[BEGIN Records to process]

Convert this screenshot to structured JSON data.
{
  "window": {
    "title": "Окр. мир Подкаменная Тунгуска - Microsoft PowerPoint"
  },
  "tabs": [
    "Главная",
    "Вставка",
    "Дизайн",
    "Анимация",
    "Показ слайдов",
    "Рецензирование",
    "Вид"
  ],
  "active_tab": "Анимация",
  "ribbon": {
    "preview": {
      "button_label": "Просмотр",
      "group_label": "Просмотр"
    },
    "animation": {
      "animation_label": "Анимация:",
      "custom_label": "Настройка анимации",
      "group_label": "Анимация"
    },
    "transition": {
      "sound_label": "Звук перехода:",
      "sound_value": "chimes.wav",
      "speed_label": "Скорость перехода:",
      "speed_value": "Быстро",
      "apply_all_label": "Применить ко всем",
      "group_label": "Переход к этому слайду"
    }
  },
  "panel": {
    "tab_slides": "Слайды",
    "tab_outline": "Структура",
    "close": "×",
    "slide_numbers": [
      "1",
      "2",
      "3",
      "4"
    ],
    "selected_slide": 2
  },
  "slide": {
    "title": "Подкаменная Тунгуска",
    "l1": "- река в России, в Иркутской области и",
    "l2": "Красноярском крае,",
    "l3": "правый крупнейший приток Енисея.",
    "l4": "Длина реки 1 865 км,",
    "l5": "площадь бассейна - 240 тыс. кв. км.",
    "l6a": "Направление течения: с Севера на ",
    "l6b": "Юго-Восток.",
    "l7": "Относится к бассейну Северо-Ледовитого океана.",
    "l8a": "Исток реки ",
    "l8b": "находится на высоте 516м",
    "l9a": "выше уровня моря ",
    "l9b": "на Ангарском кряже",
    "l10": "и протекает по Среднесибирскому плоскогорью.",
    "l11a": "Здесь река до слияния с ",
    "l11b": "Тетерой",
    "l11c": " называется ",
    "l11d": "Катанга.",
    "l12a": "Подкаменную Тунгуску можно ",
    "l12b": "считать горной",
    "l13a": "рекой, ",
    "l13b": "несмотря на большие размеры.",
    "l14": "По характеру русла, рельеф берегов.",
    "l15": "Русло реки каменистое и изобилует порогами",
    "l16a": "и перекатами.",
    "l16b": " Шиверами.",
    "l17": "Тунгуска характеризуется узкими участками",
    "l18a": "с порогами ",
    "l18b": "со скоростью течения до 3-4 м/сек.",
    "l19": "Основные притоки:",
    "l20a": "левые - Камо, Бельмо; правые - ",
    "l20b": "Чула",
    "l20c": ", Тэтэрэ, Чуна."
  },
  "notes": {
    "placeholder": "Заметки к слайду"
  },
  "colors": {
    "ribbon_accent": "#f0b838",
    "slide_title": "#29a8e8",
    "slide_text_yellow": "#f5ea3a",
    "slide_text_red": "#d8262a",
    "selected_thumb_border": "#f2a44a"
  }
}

[END Records to process]

Short exercise: Write out the entries above word for word.

Worked answer:
Convert this screenshot to structured JSON data.
{
  "window": {
    "title": "Окр. мир Подкаменная Тунгуска - Microsoft PowerPoint"
  },
  "tabs": [
    "Главная",
    "Вставка",
    "Дизайн",
    "Анимация",
    "Показ слайдов",
    "Рецензирование",
    "Вид"
  ],
  "active_tab": "Анимация",
  "ribbon": {
    "preview": {
      "button_label": "Просмотр",
      "group_label": "Просмотр"
    },
    "animation": {
      "animation_label": "Анимация:",
      "custom_label": "Настройка анимации",
      "group_label": "Анимация"
    },
    "transition": {
      "sound_label": "Звук перехода:",
      "sound_value": "chimes.wav",
      "speed_label": "Скорость перехода:",
      "speed_value": "Быстро",
      "apply_all_label": "Применить ко всем",
      "group_label": "Переход к этому слайду"
    }
  },
  "panel": {
    "tab_slides": "Слайды",
    "tab_outline": "Структура",
    "close": "×",
    "slide_numbers": [
      "1",
      "2",
      "3",
      "4"
    ],
    "selected_slide": 2
  },
  "slide": {
    "title": "Подкаменная Тунгуска",
    "l1": "- река в России, в Иркутской области и",
    "l2": "Красноярском крае,",
    "l3": "правый крупнейший приток Енисея.",
    "l4": "Длина реки 1 865 км,",
    "l5": "площадь бассейна - 240 тыс. кв. км.",
    "l6a": "Направление течения: с Севера на ",
    "l6b": "Юго-Восток.",
    "l7": "Относится к бассейну Северо-Ледовитого океана.",
    "l8a": "Исток реки ",
    "l8b": "находится на высоте 516м",
    "l9a": "выше уровня моря ",
    "l9b": "на Ангарском кряже",
    "l10": "и протекает по Среднесибирскому плоскогорью.",
    "l11a": "Здесь река до слияния с ",
    "l11b": "Тетерой",
    "l11c": " называется ",
    "l11d": "Катанга.",
    "l12a": "Подкаменную Тунгуску можно ",
    "l12b": "считать горной",
    "l13a": "рекой, ",
    "l13b": "несмотря на большие размеры.",
    "l14": "По характеру русла, рельеф берегов.",
    "l15": "Русло реки каменистое и изобилует порогами",
    "l16a": "и перекатами.",
    "l16b": " Шиверами.",
    "l17": "Тунгуска характеризуется узкими участками",
    "l18a": "с порогами ",
    "l18b": "со скоростью течения до 3-4 м/сек.",
    "l19": "Основные притоки:",
    "l20a": "левые - Камо, Бельмо; правые - ",
    "l20b": "Чула",
    "l20c": ", Тэтэрэ, Чуна."
  },
  "notes": {
    "placeholder": "Заметки к слайду"
  },
  "colors": {
    "ribbon_accent": "#f0b838",
    "slide_title": "#29a8e8",
    "slide_text_yellow": "#f5ea3a",
    "slide_text_red": "#d8262a",
    "selected_thumb_border": "#f2a44a"
  }
}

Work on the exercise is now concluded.